> Supplied material

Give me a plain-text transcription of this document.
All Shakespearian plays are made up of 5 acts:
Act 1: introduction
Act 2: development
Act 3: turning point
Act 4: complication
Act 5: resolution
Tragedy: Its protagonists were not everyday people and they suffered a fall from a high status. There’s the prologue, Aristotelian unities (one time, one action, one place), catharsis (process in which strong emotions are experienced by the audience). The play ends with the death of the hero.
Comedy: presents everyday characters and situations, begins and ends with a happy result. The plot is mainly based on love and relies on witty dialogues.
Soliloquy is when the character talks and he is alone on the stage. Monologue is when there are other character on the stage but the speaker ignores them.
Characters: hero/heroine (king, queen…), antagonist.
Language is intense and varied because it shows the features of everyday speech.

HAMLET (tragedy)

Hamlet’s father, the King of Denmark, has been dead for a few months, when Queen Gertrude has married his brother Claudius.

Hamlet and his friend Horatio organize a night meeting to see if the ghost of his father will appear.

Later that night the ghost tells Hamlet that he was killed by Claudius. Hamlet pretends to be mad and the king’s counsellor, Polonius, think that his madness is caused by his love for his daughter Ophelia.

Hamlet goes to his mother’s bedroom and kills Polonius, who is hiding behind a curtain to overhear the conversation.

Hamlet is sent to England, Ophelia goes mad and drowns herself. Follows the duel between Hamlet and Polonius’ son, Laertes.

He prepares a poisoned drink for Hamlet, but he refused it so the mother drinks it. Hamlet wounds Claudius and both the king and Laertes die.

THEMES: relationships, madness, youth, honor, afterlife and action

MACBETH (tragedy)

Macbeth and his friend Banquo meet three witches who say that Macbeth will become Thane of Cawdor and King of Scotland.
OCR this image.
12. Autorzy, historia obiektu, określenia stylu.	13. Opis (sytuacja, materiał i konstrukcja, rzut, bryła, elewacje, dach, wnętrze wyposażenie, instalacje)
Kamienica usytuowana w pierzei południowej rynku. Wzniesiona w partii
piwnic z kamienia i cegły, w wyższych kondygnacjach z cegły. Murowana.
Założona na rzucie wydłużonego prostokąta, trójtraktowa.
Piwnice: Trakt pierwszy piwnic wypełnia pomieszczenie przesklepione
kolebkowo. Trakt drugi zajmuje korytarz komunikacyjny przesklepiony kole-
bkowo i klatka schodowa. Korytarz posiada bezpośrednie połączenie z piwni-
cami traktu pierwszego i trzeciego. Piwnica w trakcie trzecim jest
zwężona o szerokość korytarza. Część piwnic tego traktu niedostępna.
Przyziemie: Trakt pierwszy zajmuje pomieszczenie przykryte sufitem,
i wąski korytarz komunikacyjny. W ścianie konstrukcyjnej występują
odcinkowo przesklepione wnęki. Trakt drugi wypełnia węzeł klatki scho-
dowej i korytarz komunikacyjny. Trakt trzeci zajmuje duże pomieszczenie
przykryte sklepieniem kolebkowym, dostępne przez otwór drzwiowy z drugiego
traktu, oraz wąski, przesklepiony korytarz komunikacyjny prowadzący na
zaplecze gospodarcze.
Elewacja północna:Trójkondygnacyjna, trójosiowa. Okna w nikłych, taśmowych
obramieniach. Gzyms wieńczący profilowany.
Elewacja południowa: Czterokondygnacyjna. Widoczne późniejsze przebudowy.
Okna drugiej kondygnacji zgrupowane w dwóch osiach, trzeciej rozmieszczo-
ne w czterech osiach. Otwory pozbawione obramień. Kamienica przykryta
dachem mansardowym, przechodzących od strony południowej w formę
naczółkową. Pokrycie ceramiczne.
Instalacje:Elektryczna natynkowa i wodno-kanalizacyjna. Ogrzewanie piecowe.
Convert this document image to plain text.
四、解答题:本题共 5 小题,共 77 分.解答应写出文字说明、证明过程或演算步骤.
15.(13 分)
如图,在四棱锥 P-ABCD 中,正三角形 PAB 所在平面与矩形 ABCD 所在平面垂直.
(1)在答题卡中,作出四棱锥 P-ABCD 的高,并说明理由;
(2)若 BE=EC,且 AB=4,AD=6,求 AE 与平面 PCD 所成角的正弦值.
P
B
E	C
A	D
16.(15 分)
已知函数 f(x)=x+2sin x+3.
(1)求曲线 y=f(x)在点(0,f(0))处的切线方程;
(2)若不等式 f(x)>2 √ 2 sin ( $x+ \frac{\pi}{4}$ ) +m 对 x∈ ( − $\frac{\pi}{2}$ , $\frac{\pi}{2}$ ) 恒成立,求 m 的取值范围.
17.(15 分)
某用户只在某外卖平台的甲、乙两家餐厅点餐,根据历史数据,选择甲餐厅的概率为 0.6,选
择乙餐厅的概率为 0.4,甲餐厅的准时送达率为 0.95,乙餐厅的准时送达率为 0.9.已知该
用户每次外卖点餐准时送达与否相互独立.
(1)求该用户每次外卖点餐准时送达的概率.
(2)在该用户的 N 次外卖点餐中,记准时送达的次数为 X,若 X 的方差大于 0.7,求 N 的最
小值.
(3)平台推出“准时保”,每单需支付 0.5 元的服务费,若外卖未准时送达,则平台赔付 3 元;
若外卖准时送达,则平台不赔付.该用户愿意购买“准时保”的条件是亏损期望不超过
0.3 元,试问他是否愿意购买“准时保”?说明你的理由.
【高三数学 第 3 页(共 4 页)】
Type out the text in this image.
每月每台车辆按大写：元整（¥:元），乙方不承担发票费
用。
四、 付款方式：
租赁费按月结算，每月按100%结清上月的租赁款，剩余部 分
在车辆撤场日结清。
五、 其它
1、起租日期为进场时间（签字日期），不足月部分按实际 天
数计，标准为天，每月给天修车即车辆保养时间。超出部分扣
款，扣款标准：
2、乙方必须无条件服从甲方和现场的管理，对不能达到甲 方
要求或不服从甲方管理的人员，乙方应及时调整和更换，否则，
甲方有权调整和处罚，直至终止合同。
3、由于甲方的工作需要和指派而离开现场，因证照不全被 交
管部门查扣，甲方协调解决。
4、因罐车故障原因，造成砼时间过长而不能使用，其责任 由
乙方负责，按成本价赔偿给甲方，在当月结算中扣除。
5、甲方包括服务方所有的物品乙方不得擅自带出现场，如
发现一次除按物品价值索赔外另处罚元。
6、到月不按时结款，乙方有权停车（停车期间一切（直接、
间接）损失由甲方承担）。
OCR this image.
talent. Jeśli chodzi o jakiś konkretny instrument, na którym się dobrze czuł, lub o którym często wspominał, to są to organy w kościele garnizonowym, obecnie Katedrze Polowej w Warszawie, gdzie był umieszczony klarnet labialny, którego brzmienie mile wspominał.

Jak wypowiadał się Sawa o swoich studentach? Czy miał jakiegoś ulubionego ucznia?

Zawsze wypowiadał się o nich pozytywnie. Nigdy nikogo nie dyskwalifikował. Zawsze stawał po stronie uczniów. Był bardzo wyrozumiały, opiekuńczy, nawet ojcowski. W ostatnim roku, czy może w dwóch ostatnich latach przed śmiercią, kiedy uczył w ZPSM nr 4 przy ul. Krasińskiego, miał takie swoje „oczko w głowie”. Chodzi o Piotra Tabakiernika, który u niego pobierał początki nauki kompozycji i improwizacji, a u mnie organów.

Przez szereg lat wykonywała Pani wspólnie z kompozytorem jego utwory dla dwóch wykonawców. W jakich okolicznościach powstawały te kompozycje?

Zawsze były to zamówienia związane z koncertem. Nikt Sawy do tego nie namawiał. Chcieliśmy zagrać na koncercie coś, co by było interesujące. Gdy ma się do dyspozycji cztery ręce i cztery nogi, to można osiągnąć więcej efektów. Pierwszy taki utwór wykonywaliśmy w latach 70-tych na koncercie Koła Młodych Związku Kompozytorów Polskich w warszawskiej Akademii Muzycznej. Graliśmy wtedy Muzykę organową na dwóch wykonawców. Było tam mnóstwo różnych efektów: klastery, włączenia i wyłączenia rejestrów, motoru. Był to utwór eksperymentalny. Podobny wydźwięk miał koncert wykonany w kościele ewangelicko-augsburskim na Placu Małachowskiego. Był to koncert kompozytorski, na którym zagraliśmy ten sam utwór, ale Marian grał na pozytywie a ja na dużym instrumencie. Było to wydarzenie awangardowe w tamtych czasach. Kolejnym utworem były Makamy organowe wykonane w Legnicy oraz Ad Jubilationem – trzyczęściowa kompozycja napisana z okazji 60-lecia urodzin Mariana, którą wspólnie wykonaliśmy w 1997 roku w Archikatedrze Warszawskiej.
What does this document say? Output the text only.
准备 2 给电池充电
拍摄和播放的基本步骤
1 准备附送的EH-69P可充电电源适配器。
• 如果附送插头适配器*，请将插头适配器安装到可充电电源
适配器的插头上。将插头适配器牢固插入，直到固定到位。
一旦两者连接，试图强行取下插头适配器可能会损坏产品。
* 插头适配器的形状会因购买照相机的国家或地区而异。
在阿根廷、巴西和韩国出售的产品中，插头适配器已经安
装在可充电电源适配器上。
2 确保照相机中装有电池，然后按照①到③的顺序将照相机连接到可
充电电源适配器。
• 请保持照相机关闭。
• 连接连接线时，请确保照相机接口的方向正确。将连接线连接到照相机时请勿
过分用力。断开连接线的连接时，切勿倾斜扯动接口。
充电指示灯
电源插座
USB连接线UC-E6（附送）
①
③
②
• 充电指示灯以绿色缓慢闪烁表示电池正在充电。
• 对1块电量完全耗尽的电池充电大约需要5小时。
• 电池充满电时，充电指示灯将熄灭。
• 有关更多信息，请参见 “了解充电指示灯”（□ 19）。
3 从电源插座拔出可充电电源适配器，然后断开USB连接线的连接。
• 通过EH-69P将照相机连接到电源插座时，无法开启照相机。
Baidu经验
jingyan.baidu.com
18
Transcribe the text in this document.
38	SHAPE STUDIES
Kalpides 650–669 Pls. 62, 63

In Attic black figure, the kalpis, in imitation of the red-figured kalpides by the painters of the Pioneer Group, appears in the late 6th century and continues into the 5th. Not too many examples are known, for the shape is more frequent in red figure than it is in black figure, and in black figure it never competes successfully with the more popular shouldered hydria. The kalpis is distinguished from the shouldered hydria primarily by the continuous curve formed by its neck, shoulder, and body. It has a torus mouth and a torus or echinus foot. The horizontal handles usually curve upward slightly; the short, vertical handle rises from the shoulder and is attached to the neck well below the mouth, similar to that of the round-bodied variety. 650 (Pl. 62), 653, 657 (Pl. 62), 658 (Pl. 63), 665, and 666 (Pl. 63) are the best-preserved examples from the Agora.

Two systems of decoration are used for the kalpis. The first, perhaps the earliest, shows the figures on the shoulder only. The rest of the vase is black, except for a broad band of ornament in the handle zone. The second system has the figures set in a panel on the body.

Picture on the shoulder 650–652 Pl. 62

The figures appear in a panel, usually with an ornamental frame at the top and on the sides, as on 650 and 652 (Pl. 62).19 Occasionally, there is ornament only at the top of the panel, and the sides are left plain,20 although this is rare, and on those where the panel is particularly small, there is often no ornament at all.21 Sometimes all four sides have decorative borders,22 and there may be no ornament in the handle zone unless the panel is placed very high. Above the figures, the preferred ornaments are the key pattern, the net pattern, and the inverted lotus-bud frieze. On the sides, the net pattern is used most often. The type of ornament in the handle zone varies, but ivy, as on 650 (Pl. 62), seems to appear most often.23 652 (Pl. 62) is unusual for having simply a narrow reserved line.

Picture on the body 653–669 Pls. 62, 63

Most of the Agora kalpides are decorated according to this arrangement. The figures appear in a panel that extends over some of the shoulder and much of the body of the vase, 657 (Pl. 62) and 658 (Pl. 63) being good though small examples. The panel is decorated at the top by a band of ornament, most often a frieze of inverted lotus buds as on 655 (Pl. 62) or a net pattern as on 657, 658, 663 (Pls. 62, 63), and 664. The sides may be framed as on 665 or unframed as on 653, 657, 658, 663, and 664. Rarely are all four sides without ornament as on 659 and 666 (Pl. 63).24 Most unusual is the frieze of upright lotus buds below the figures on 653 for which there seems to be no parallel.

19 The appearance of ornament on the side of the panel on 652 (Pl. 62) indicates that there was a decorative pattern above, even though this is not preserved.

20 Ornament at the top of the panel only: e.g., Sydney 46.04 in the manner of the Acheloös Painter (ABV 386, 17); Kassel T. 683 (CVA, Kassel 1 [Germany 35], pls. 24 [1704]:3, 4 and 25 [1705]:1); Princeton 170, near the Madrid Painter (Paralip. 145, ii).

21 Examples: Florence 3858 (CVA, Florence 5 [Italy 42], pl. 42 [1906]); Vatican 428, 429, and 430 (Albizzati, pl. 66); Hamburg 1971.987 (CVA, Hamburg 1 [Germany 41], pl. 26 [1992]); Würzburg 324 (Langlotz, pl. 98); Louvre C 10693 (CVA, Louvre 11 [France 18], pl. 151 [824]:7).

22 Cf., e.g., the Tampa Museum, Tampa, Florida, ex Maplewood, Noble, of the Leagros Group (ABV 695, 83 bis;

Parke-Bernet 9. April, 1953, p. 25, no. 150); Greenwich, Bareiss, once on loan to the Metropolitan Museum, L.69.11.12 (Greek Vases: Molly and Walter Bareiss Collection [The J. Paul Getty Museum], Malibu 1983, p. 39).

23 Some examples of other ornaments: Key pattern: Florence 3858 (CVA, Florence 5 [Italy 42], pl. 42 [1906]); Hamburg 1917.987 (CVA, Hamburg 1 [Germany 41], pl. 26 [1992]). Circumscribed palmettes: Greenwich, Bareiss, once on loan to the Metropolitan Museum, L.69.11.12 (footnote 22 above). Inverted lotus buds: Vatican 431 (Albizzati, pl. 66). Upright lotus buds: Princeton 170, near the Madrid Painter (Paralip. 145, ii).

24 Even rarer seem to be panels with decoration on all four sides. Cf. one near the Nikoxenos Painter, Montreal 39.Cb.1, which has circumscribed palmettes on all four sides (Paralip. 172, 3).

> Your task
Which lines in the listing above hold the word "night"? Show each of them.

> Result of this exercise
Hamlet and his friend Horatio organize a night meeting to see if the ghost of his father will appear.
Later that night the ghost tells Hamlet that he was killed by Claudius. Hamlet pretends to be mad and the king’s counsellor, Polonius, think that his madness is caused by his love for his daughter Ophelia.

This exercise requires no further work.